+++ Provided passage
The iro and buba (pronounced “ee-roe” and “boo-bah”) are the most essential parts of a Yoruba woman’s traditional outfit. I say the iro and buba are essential because they are the skirt and blouse and are the basis for the outfit. The complete outfit in actual fact consists of 5 separate parts. The iro, buba, gele, pele and iborun which can be made in a variety of fabrics from affordable Ankara print, to Aso-oke as well as lace for more special occasions.
- Iro– wrapper/ a large piece of fabric worn as a wrap-round skirt
- Buba– the blouse
- Gele– the headtie/ head-dress
- Pele– a shawl that goes round the waist
- Iborun– shawl/scarf- a protection from the sun
This traditional outfit has been given a contemporary twist and these days, the younger generation often do away with the pele, iborun and gele and make the iro and buba more fitted, more varied and dare I say more stylish. This is embodied in the revival of the retro 60’s/70’s style of iro and buba known as ‘Oleku’. This word basically means ‘too hot’ or ‘to die for’ and identifies the version of the outfit which is a micro mini wrapper and a blouse with cropped sleeves.
++++++
To be done:
**a)** Name every fabric that the passage on the Yoruba woman's traditional outfit says the outfit can be made in.
**b)** Carry on the passage about the Yoruba iro and buba, starting after its final sentence.
+++ Records
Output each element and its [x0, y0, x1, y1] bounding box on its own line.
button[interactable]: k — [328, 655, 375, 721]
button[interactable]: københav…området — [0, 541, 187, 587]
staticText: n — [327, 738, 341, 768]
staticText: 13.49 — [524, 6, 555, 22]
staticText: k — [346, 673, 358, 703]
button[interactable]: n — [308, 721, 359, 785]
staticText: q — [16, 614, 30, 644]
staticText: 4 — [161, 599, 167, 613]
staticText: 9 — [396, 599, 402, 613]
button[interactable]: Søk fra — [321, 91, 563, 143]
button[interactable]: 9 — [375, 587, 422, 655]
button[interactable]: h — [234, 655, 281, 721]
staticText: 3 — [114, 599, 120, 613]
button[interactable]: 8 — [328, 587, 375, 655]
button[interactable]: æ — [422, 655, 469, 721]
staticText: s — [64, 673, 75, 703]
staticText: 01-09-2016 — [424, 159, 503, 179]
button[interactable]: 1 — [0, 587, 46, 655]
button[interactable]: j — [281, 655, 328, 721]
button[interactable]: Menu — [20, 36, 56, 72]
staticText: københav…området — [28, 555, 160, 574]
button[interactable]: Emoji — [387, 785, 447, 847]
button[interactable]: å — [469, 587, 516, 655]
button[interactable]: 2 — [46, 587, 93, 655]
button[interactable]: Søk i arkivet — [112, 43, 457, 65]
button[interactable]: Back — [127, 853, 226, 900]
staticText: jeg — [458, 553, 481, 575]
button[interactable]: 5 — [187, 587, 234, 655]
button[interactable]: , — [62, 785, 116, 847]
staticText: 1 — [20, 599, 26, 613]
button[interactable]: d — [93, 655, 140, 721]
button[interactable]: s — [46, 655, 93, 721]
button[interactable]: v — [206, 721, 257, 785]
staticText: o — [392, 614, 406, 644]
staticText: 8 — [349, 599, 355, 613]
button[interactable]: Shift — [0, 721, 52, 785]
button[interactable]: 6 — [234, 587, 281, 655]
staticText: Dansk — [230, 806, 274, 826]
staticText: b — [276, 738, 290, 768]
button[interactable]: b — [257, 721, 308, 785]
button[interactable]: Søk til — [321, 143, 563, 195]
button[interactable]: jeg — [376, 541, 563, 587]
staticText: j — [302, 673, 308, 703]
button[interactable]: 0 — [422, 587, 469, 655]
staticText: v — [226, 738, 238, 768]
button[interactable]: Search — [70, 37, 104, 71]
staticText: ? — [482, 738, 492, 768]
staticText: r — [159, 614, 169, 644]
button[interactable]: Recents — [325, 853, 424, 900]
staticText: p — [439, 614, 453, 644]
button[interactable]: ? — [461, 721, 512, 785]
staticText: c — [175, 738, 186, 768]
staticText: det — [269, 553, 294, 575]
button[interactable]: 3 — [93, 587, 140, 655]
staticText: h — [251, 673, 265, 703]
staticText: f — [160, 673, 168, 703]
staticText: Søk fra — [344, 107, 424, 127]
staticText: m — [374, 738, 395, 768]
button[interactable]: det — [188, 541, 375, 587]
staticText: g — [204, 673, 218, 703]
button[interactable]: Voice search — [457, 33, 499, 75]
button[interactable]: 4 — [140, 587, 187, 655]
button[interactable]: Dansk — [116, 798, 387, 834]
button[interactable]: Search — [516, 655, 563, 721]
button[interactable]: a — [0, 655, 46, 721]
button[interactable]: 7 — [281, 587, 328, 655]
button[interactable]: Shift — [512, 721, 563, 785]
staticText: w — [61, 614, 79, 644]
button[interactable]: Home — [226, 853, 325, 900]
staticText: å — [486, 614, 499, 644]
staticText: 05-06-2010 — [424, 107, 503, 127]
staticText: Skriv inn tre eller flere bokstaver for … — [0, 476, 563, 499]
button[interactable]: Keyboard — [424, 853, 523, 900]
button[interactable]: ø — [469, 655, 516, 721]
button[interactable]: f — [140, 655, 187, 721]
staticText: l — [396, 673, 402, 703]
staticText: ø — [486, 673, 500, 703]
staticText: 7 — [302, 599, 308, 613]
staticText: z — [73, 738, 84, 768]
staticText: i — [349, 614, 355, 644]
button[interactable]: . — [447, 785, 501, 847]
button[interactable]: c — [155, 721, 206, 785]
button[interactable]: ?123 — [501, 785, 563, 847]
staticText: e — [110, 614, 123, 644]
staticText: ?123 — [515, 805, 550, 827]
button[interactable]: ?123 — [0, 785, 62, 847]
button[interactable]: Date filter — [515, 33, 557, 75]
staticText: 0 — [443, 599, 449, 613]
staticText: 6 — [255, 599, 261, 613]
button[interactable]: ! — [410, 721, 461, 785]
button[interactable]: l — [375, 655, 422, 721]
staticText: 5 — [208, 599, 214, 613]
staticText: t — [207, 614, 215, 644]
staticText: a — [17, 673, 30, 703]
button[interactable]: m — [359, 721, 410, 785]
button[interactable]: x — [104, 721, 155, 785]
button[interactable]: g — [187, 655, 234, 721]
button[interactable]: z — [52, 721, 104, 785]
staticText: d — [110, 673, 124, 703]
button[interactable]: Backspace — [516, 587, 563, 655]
++++++
Expected results:
**a)** Ankara print, Aso-oke, lace

**b)**
The options are endless and you can make it to suit your own tastes and figure with beaded blouses, cropped wrappers and sleeves, modern-the ubiquitous sarong-style wrapper, using chiffon, silk, satin, linen, in a monochrome look, with block colours, with intricate patterns. Some designers have even come up with all-in-one dresses which when worn, look like the iro and buba combo.
Anything goes! So these are just a few ideas. How do you wear yours? If you are looking for some design inspiration for your next iro and buba outfit or just want to feast your eyes then check these out:
1. Silk & Chiffon Iro & Buba- www.uk.pinterest.com/HoneydropA/silk-chiffon-iro-buba
2. The Tulip Style- uk.pinterest.com/search/pins/?q=iro%20and%20buba%20tulip&term_
3. Funky Buba versions: www.uk.pinterest.com/HoneydropA/blouse-substitute-for-buba/
Here is also a short tutorial on how you can create the tulip twist style of the iro and buba courtesy of Tradsloft over on Youtube.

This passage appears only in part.